[Short problem] Set down precisely the lines from the line with "Serialize everything readable" through the end of the material, inclusive, and no pictures.

----

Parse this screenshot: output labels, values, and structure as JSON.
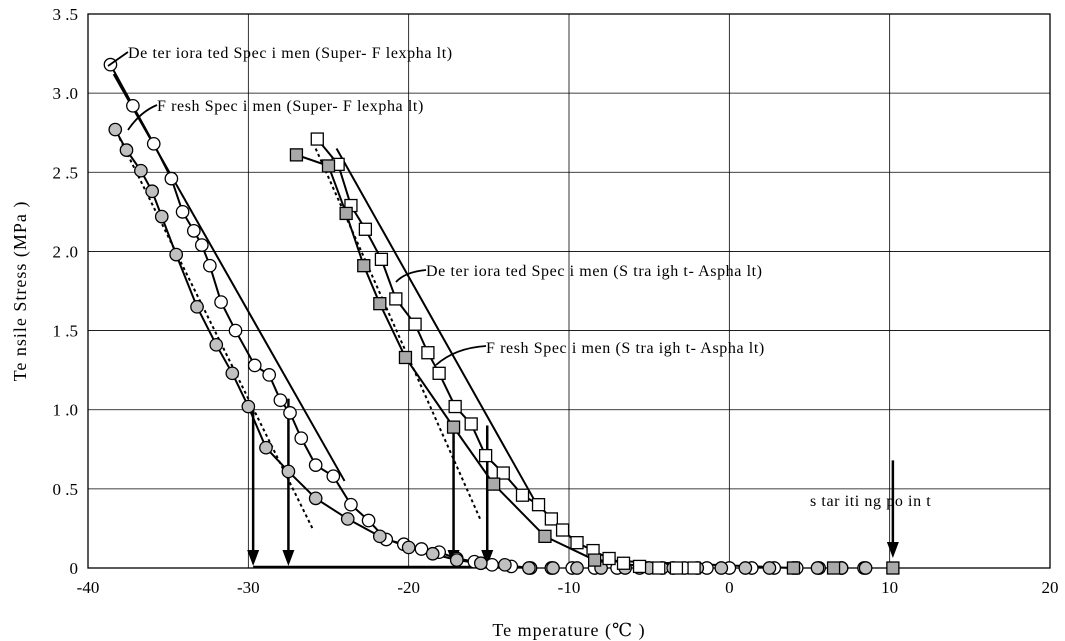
{
  "chart_data": {
    "type": "scatter",
    "title": "",
    "xlabel": "Te mperature (℃ )",
    "ylabel": "Te nsile Stress (MPa )",
    "xlim": [
      -40,
      20
    ],
    "ylim": [
      0,
      3.5
    ],
    "grid": true,
    "x_ticks": [
      -40,
      -30,
      -20,
      -10,
      0,
      10,
      20
    ],
    "x_tick_labels": [
      "-40",
      "-30",
      "-20",
      "-10",
      "0",
      "10",
      "20"
    ],
    "y_ticks": [
      0,
      0.5,
      1.0,
      1.5,
      2.0,
      2.5,
      3.0,
      3.5
    ],
    "y_tick_labels": [
      "0",
      "0 .5",
      "1 .0",
      "1 .5",
      "2 .0",
      "2 .5",
      "3 .0",
      "3 .5"
    ],
    "series": [
      {
        "name": "De ter iora ted Spec i men (Super- F lexpha lt)",
        "marker": "circle",
        "fill": "#ffffff",
        "x": [
          -38.6,
          -37.2,
          -35.9,
          -34.8,
          -34.1,
          -33.4,
          -32.9,
          -32.4,
          -31.7,
          -30.8,
          -29.6,
          -28.7,
          -28.0,
          -27.4,
          -26.7,
          -25.8,
          -24.7,
          -23.6,
          -22.5,
          -21.4,
          -20.3,
          -19.2,
          -18.1,
          -17.0,
          -15.9,
          -14.8,
          -13.6,
          -12.4,
          -11.1,
          -9.8,
          -8.4,
          -7.0,
          -5.6,
          -4.2,
          -2.8,
          -1.4,
          0.0,
          1.4,
          2.8,
          4.2,
          5.6,
          7.0,
          8.4
        ],
        "y": [
          3.18,
          2.92,
          2.68,
          2.46,
          2.25,
          2.13,
          2.04,
          1.91,
          1.68,
          1.5,
          1.28,
          1.22,
          1.06,
          0.98,
          0.82,
          0.65,
          0.58,
          0.4,
          0.3,
          0.18,
          0.15,
          0.12,
          0.1,
          0.06,
          0.04,
          0.02,
          0.01,
          0.0,
          0.0,
          0.0,
          0.0,
          0.0,
          0.0,
          0.0,
          0.0,
          0.0,
          0.0,
          0.0,
          0.0,
          0.0,
          0.0,
          0.0,
          0.0
        ]
      },
      {
        "name": "F resh Spec i men (Super- F lexpha lt)",
        "marker": "circle",
        "fill": "#c0c0c0",
        "x": [
          -38.3,
          -37.6,
          -36.7,
          -36.0,
          -35.4,
          -34.5,
          -33.2,
          -32.0,
          -31.0,
          -30.0,
          -28.9,
          -27.5,
          -25.8,
          -23.8,
          -21.8,
          -20.0,
          -18.5,
          -17.0,
          -15.5,
          -14.0,
          -12.5,
          -11.0,
          -9.5,
          -8.0,
          -6.5,
          -5.0,
          -3.5,
          -2.0,
          -0.5,
          1.0,
          2.5,
          4.0,
          5.5,
          7.0,
          8.5
        ],
        "y": [
          2.77,
          2.64,
          2.51,
          2.38,
          2.22,
          1.98,
          1.65,
          1.41,
          1.23,
          1.02,
          0.76,
          0.61,
          0.44,
          0.31,
          0.2,
          0.13,
          0.09,
          0.05,
          0.03,
          0.02,
          0.0,
          0.0,
          0.0,
          0.0,
          0.0,
          0.0,
          0.0,
          0.0,
          0.0,
          0.0,
          0.0,
          0.0,
          0.0,
          0.0,
          0.0
        ]
      },
      {
        "name": "De ter iora ted Spec i men (S tra igh t- Aspha lt)",
        "marker": "square",
        "fill": "#ffffff",
        "x": [
          -25.7,
          -24.4,
          -23.6,
          -22.7,
          -21.7,
          -20.8,
          -19.6,
          -18.8,
          -18.1,
          -17.1,
          -16.1,
          -15.2,
          -14.1,
          -12.9,
          -11.9,
          -11.1,
          -10.4,
          -9.5,
          -8.5,
          -7.5,
          -6.6,
          -5.6,
          -4.4,
          -3.3,
          -2.2
        ],
        "y": [
          2.71,
          2.55,
          2.29,
          2.14,
          1.95,
          1.7,
          1.54,
          1.36,
          1.23,
          1.02,
          0.91,
          0.71,
          0.6,
          0.46,
          0.4,
          0.31,
          0.24,
          0.16,
          0.11,
          0.06,
          0.03,
          0.01,
          0.0,
          0.0,
          0.0
        ]
      },
      {
        "name": "F resh Spec i men (S tra igh t- Aspha lt)",
        "marker": "square",
        "fill": "#a9a9a9",
        "x": [
          -27.0,
          -25.0,
          -23.9,
          -22.8,
          -21.8,
          -20.2,
          -17.2,
          -14.7,
          -11.5,
          -8.4,
          4.0,
          6.5,
          10.2
        ],
        "y": [
          2.61,
          2.54,
          2.24,
          1.91,
          1.67,
          1.33,
          0.89,
          0.53,
          0.2,
          0.05,
          0.0,
          0.0,
          0.0
        ]
      }
    ],
    "critical_temperatures": [
      -29.7,
      -27.5,
      -17.2,
      -15.1
    ],
    "annotations": [
      {
        "text": "De ter iora ted Spec i men (Super- F lexpha lt)",
        "x": -38.6,
        "y": 3.18
      },
      {
        "text": "F resh Spec i men (Super- F lexpha lt)",
        "x": -37.6,
        "y": 2.77
      },
      {
        "text": "De ter iora ted Spec i men (S tra igh t- Aspha lt)",
        "x": -20.0,
        "y": 1.85
      },
      {
        "text": "F resh Spec i men (S tra igh t- Aspha lt)",
        "x": -18.5,
        "y": 1.33
      },
      {
        "text": "s tar iti ng po in t",
        "x": 10.2,
        "y": 0.0
      }
    ]
  }
}
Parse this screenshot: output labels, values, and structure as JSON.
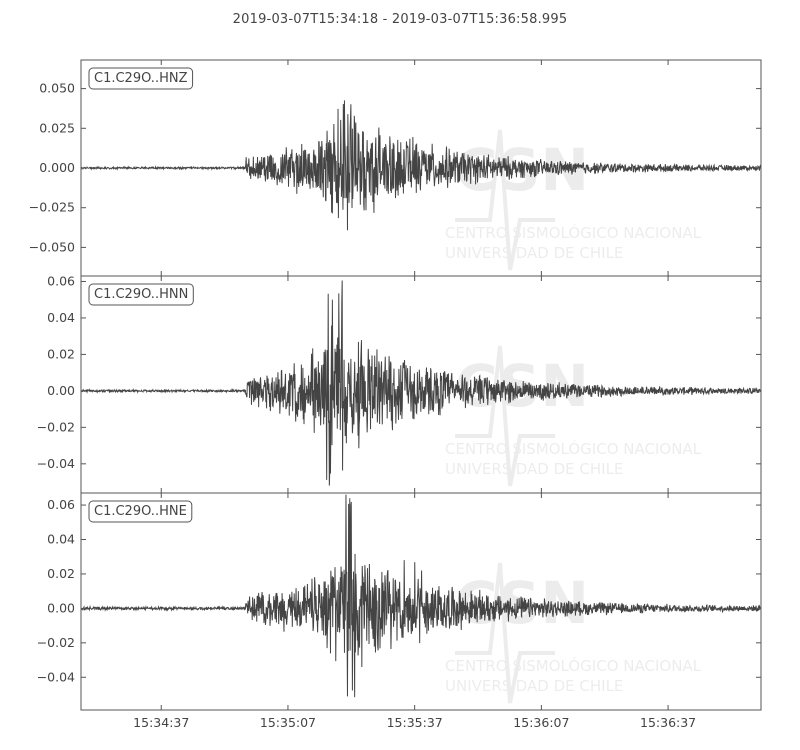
{
  "chart_data": {
    "type": "line",
    "title": "2019-03-07T15:34:18  -  2019-03-07T15:36:58.995",
    "x_tick_labels": [
      "15:34:37",
      "15:35:07",
      "15:35:37",
      "15:36:07",
      "15:36:37"
    ],
    "line_color": "#444444",
    "panels": [
      {
        "name": "C1.C29O..HNZ",
        "ylim": [
          -0.068,
          0.068
        ],
        "yticks": [
          0.05,
          0.025,
          0.0,
          -0.025,
          -0.05
        ],
        "ytick_labels": [
          "0.050",
          "0.025",
          "0.000",
          "−0.025",
          "−0.050"
        ],
        "event_onset_s": 39,
        "peak_s": 62,
        "peak_pos": 0.045,
        "peak_neg": -0.044,
        "pre_noise": 0.0006
      },
      {
        "name": "C1.C29O..HNN",
        "ylim": [
          -0.056,
          0.063
        ],
        "yticks": [
          0.06,
          0.04,
          0.02,
          0.0,
          -0.02,
          -0.04
        ],
        "ytick_labels": [
          "0.06",
          "0.04",
          "0.02",
          "0.00",
          "−0.02",
          "−0.04"
        ],
        "event_onset_s": 39,
        "peak_s": 60,
        "peak_pos": 0.062,
        "peak_neg": -0.054,
        "pre_noise": 0.0006
      },
      {
        "name": "C1.C29O..HNE",
        "ylim": [
          -0.059,
          0.067
        ],
        "yticks": [
          0.06,
          0.04,
          0.02,
          0.0,
          -0.02,
          -0.04
        ],
        "ytick_labels": [
          "0.06",
          "0.04",
          "0.02",
          "0.00",
          "−0.02",
          "−0.04"
        ],
        "event_onset_s": 39,
        "peak_s": 63,
        "peak_pos": 0.069,
        "peak_neg": -0.056,
        "pre_noise": 0.0009
      }
    ],
    "watermark": {
      "logo": "CSN",
      "text_line1": "CENTRO SISMOLÓGICO NACIONAL",
      "text_line2": "UNIVERSIDAD DE CHILE"
    }
  }
}
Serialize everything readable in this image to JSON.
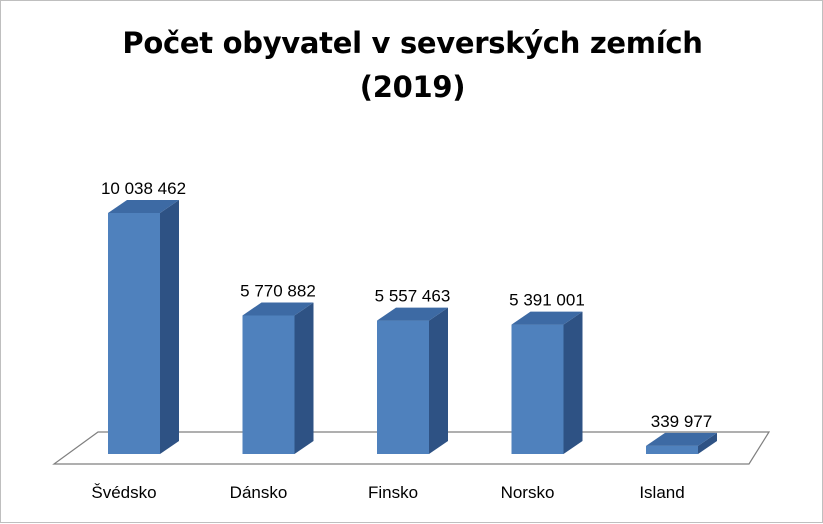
{
  "chart_data": {
    "type": "bar",
    "title": "Počet obyvatel v severských zemích",
    "subtitle": "(2019)",
    "categories": [
      "Švédsko",
      "Dánsko",
      "Finsko",
      "Norsko",
      "Island"
    ],
    "values": [
      10038462,
      5770882,
      5557463,
      5391001,
      339977
    ],
    "data_labels": [
      "10 038 462",
      "5 770 882",
      "5 557 463",
      "5 391 001",
      "339 977"
    ],
    "xlabel": "",
    "ylabel": "",
    "ylim": [
      0,
      11000000
    ],
    "grid": false,
    "legend": "none",
    "style": "3d-column",
    "colors": {
      "bar_front": "#4f81bd",
      "bar_top": "#3d6aa4",
      "bar_side": "#2e5284",
      "floor_stroke": "#7f7f7f"
    }
  }
}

----

[Problem solution]
Serialize everything readable in this image to JSON.
{
  "chart_data": {
    "type": "bar",
    "title": "Počet obyvatel v severských zemích",
    "subtitle": "(2019)",
    "categories": [
      "Švédsko",
      "Dánsko",
      "Finsko",
      "Norsko",
      "Island"
    ],
    "values": [
      10038462,
      5770882,
      5557463,
      5391001,
      339977
    ],
    "data_labels": [
      "10 038 462",
      "5 770 882",
      "5 557 463",
      "5 391 001",
      "339 977"
    ],
    "xlabel": "",
    "ylabel": "",
    "ylim": [
      0,
      11000000
    ],
    "grid": false,
    "legend": "none",
    "style": "3d-column",
    "colors": {
      "bar_front": "#4f81bd",
      "bar_top": "#3d6aa4",
      "bar_side": "#2e5284",
      "floor_stroke": "#7f7f7f"
    }
  }
}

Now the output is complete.